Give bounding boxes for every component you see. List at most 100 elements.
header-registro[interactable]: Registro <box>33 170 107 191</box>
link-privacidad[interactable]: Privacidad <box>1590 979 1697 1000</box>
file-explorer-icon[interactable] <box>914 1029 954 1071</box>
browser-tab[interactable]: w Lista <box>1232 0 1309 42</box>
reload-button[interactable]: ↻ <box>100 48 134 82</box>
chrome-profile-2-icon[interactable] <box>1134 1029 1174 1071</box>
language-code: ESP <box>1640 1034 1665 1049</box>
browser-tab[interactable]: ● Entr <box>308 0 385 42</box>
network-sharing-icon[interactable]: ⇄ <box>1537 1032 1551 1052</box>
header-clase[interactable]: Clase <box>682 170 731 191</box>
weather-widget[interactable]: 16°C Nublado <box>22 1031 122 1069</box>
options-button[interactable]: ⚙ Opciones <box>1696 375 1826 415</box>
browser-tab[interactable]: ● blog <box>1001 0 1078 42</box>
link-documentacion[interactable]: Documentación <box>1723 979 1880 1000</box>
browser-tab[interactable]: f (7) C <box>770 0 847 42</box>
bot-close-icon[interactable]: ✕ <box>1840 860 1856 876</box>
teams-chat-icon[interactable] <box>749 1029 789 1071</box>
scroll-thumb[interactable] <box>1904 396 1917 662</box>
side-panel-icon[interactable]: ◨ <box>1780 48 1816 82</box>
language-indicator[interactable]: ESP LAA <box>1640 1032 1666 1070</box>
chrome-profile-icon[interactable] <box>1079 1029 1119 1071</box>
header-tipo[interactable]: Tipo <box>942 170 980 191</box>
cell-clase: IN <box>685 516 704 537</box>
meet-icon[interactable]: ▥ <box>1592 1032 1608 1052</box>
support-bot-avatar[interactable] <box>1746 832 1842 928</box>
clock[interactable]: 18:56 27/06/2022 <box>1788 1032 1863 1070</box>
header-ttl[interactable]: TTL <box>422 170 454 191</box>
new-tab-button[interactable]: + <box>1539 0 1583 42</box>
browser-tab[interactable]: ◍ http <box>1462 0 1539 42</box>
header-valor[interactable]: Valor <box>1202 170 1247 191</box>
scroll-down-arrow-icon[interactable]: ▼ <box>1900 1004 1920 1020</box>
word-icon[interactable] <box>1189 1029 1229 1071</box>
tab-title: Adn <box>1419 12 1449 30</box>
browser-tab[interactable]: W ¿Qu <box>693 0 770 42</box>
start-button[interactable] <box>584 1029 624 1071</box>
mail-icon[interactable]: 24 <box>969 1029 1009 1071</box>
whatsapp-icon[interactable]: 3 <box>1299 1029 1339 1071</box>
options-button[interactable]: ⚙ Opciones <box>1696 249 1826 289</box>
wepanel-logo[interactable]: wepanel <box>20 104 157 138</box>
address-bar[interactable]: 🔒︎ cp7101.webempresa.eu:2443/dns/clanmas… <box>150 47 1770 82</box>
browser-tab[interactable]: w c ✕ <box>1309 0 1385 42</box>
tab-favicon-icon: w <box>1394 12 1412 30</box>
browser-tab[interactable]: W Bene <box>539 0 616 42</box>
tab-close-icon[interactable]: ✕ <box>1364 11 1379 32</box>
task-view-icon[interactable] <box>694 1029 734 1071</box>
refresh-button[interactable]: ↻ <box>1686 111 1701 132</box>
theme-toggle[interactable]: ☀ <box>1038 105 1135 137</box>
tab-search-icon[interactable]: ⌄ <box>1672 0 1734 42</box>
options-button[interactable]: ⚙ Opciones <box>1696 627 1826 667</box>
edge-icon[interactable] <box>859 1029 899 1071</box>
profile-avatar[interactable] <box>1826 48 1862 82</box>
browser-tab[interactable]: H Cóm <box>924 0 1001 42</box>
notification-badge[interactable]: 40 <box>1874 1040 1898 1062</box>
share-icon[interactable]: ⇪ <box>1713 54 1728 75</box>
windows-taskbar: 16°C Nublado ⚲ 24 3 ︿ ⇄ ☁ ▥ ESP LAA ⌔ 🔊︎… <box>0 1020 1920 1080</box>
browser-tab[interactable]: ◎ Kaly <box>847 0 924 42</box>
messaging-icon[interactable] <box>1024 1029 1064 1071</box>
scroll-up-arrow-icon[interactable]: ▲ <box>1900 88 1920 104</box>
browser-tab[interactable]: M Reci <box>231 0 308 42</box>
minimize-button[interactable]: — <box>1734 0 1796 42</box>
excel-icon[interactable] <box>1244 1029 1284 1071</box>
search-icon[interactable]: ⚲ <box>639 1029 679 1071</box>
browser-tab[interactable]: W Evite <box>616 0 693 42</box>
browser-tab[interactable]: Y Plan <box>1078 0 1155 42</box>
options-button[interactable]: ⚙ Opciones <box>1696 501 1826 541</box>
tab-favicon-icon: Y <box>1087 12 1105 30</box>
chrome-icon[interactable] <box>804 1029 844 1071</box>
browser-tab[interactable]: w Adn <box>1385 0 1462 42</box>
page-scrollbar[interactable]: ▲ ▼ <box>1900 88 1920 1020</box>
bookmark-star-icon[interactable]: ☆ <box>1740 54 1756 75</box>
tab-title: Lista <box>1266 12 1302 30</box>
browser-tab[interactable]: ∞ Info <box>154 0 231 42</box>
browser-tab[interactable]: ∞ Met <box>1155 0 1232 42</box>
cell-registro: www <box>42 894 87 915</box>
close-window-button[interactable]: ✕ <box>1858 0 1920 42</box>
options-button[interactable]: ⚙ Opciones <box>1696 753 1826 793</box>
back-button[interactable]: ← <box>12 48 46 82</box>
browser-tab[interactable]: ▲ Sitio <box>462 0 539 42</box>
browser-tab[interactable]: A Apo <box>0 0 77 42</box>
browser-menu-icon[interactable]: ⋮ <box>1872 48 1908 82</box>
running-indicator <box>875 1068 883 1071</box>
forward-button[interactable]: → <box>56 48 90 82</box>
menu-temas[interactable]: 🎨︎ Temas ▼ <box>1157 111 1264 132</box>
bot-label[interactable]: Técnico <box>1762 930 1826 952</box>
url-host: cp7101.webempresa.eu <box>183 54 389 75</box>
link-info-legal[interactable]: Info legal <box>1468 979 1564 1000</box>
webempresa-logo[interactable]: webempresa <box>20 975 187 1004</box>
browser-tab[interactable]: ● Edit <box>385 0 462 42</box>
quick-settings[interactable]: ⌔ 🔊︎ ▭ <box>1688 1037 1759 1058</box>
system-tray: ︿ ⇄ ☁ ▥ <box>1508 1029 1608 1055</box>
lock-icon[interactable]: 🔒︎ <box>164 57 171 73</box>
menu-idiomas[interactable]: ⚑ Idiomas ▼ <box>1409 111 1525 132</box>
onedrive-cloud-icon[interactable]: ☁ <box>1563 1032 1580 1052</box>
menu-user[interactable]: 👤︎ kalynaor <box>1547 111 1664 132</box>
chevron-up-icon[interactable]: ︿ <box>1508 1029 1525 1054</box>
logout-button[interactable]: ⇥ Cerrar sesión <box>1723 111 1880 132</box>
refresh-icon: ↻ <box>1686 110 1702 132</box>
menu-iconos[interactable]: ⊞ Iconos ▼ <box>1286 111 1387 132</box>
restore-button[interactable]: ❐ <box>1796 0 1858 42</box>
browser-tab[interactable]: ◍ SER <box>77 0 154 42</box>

==

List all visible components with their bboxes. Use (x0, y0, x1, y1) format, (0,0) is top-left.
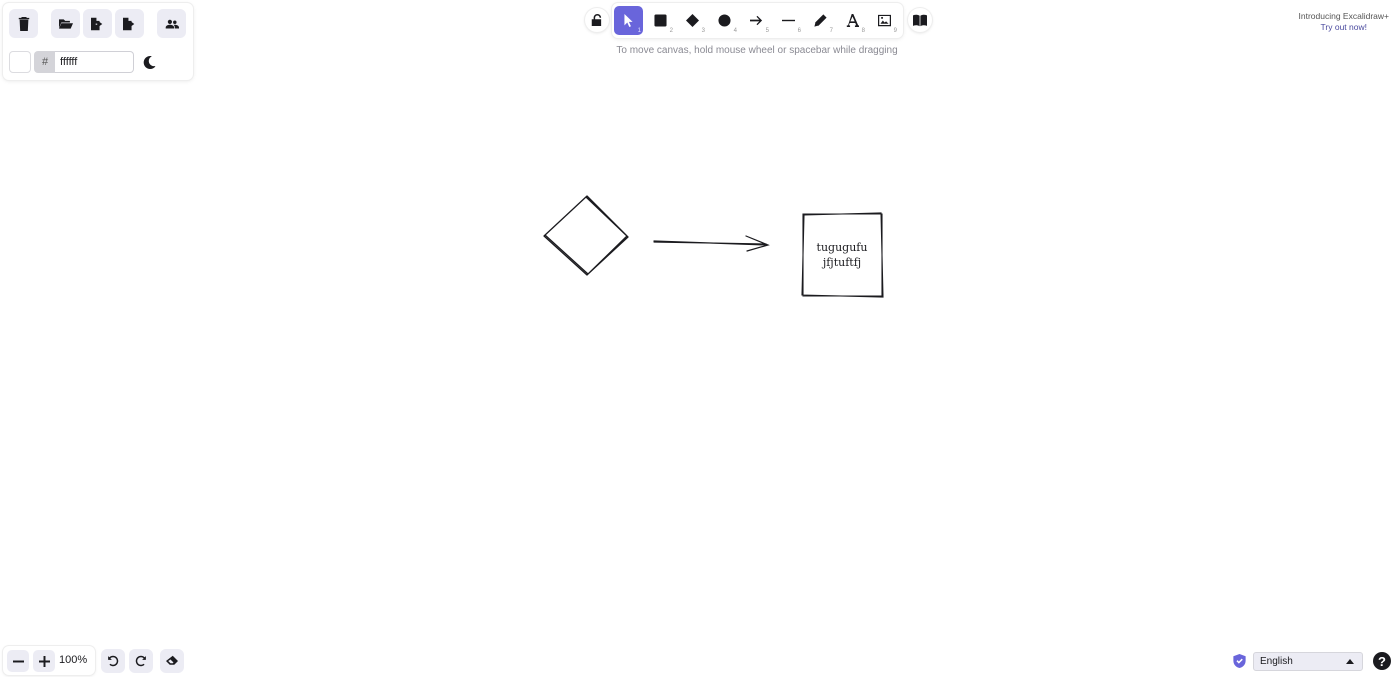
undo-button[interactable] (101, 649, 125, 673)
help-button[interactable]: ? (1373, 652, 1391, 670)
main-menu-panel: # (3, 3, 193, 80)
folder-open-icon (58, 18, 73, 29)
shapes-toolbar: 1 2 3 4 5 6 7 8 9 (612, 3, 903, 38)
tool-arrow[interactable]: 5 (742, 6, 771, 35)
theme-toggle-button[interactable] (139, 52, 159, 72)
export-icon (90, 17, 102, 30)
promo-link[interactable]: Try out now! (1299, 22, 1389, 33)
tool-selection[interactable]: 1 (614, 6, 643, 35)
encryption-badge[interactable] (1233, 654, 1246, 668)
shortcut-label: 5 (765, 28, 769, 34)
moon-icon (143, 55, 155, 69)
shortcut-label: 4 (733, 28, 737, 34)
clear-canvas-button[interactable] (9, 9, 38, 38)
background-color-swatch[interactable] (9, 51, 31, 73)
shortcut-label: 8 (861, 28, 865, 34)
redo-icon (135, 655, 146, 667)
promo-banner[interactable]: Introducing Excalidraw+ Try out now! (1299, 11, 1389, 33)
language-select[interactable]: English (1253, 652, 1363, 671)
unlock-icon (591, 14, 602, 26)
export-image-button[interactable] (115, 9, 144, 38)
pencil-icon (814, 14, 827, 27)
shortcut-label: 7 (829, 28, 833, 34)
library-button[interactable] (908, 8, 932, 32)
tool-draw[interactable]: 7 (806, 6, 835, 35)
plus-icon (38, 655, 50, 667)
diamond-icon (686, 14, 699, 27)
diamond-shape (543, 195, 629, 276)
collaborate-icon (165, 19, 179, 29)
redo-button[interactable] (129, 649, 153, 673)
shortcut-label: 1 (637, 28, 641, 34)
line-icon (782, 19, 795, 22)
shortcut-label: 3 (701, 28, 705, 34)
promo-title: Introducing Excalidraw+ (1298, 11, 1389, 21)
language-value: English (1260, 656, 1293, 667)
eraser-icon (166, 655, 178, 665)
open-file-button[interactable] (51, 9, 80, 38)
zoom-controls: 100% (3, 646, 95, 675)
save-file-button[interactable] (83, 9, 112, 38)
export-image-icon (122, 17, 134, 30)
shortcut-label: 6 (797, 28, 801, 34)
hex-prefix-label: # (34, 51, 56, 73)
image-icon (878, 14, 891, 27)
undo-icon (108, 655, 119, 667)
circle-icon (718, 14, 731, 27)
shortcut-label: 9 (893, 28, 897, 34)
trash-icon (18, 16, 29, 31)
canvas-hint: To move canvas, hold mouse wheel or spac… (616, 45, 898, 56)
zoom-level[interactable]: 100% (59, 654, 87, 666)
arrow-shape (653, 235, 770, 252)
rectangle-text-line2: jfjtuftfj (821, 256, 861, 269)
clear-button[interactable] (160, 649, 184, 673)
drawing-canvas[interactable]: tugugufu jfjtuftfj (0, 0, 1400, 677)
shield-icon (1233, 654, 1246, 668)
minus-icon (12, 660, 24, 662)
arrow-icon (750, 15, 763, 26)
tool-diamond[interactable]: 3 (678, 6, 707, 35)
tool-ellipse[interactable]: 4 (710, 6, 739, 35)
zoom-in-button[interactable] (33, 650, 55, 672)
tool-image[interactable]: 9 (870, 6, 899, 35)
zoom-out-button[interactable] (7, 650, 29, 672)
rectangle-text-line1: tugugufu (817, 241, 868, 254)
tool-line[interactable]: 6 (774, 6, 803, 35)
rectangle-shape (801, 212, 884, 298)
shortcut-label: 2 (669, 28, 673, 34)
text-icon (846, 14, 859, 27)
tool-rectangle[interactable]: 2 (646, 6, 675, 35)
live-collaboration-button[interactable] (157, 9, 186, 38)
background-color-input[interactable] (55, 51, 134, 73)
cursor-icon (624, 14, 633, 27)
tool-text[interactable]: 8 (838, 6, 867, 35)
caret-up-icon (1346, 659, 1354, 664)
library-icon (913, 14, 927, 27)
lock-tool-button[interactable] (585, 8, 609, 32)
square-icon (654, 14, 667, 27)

● **EXERCISE DIRECTIONS**: Return the lines of material starting at the line that contains "Give bounding boxes" and ending with the line that contains "file-explorer-icon[interactable] <box>914 1029", copied character for character.

● **ANSWER IN FULL**:
Give bounding boxes for every component you see. List at most 100 elements.
header-registro[interactable]: Registro <box>33 170 107 191</box>
link-privacidad[interactable]: Privacidad <box>1590 979 1697 1000</box>
file-explorer-icon[interactable] <box>914 1029 954 1071</box>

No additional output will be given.